Items from a dataset

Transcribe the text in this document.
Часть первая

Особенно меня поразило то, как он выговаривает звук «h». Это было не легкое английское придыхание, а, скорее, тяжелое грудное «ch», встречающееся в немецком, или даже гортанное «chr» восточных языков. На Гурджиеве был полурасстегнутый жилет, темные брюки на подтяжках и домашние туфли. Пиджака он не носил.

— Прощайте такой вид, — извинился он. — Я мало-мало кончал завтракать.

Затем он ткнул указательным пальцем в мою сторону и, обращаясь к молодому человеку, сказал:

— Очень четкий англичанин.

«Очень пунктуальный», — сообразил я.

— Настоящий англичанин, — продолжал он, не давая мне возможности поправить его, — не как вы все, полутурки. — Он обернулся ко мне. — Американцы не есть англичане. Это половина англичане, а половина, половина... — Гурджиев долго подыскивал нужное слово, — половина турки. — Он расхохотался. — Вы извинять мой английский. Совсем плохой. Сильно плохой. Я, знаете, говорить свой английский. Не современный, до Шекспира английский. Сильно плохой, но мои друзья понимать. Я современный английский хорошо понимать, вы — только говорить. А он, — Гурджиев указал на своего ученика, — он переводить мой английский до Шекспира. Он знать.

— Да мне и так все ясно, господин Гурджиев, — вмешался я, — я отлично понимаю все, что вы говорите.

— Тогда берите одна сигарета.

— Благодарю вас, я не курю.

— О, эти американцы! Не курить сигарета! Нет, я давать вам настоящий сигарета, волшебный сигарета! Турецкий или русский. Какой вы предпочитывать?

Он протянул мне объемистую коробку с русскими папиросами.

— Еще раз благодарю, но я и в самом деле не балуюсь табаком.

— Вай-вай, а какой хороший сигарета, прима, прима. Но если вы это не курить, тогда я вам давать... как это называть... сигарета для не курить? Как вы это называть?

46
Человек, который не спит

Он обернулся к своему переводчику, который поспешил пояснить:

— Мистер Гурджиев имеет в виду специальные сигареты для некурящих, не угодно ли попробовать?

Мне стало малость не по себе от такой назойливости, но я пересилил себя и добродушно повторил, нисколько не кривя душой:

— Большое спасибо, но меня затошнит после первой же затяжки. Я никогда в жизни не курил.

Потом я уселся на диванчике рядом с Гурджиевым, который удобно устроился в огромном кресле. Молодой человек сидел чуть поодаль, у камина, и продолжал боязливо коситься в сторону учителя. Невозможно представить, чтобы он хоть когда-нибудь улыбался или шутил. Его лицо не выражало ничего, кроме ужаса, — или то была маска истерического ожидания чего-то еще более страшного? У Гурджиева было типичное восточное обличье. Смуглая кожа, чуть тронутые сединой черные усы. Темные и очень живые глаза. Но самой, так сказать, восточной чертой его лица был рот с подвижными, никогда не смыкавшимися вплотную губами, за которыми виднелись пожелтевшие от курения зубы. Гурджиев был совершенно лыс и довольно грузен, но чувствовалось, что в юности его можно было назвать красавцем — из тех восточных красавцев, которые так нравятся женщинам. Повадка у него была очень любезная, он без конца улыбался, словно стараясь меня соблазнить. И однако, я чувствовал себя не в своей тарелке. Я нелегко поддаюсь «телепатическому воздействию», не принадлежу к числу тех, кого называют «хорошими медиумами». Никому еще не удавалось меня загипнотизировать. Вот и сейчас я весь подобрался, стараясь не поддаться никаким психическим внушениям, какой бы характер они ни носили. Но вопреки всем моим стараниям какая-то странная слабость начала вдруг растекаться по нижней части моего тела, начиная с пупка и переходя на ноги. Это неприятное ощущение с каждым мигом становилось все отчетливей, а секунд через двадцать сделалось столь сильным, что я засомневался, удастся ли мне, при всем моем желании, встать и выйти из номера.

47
==
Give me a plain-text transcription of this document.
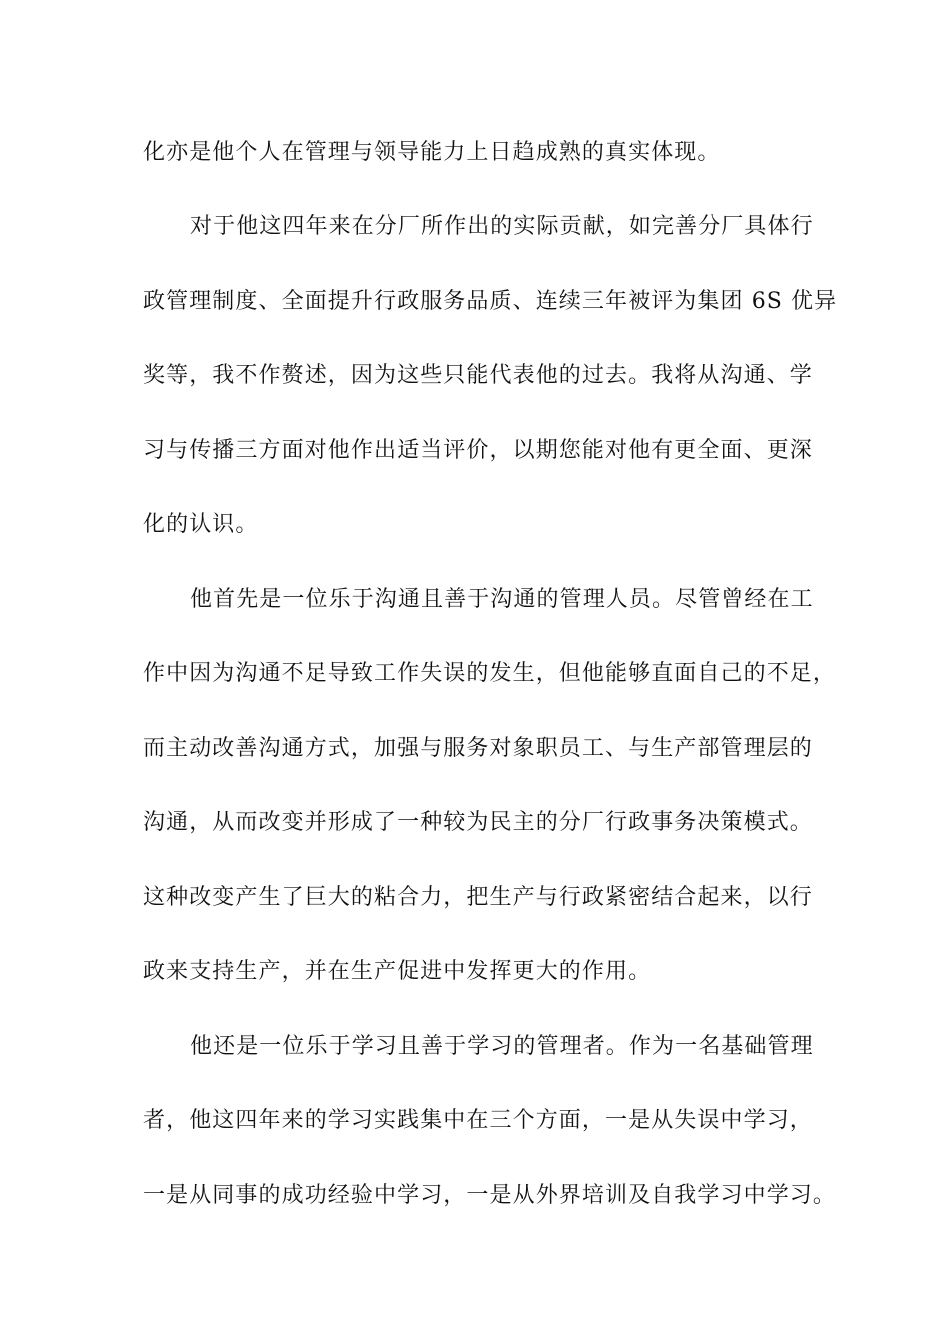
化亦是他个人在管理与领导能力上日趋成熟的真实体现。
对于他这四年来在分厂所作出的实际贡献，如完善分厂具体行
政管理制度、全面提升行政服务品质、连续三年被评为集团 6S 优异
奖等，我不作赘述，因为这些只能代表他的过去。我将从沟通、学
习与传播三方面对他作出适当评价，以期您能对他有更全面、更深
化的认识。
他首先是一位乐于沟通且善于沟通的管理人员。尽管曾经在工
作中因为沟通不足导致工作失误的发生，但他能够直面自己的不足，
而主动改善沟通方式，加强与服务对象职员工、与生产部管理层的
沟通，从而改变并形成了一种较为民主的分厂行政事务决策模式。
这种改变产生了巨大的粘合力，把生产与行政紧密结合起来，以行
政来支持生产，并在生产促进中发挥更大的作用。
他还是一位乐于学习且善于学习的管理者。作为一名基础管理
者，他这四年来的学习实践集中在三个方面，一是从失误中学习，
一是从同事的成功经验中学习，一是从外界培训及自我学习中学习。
---
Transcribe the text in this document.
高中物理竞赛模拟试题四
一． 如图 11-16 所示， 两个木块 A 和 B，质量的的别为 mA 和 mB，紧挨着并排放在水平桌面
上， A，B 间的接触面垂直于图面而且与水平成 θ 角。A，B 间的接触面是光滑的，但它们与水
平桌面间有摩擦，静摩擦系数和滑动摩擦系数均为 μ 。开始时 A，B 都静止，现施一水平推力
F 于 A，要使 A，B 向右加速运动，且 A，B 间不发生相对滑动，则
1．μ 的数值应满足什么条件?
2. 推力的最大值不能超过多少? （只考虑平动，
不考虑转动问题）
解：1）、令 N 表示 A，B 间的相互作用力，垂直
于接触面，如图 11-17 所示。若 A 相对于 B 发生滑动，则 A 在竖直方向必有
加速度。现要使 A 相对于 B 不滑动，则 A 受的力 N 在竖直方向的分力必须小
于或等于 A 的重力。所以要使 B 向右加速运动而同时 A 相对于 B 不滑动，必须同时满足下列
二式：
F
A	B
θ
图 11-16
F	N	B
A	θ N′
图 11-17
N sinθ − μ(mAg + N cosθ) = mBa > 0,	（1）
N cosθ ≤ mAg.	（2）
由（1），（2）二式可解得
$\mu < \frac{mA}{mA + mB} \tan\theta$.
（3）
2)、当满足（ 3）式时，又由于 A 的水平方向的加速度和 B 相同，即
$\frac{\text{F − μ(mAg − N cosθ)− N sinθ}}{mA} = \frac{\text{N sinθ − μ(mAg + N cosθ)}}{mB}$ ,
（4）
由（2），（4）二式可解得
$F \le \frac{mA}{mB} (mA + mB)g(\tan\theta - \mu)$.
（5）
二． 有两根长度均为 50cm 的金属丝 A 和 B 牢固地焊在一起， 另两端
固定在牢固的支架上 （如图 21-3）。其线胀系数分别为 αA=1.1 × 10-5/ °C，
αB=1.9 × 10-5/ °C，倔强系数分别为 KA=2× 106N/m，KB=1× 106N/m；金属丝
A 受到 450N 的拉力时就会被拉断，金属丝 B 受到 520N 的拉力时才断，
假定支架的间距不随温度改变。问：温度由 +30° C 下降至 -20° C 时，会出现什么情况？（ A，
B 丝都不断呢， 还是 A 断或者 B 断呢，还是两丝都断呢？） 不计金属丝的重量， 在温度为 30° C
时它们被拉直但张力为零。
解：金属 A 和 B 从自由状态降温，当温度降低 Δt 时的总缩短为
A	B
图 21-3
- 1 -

• **Set problem**:
Using the listing above, pick out each line that contains the word "такой", then copy it.

• **Written response**:
— Прощайте такой вид, — извинился он. — Я мало-мало кончал завтракать.
Мне стало малость не по себе от такой назойливости, но я пересилил себя и добродушно повторил, нисколько не кривя душой:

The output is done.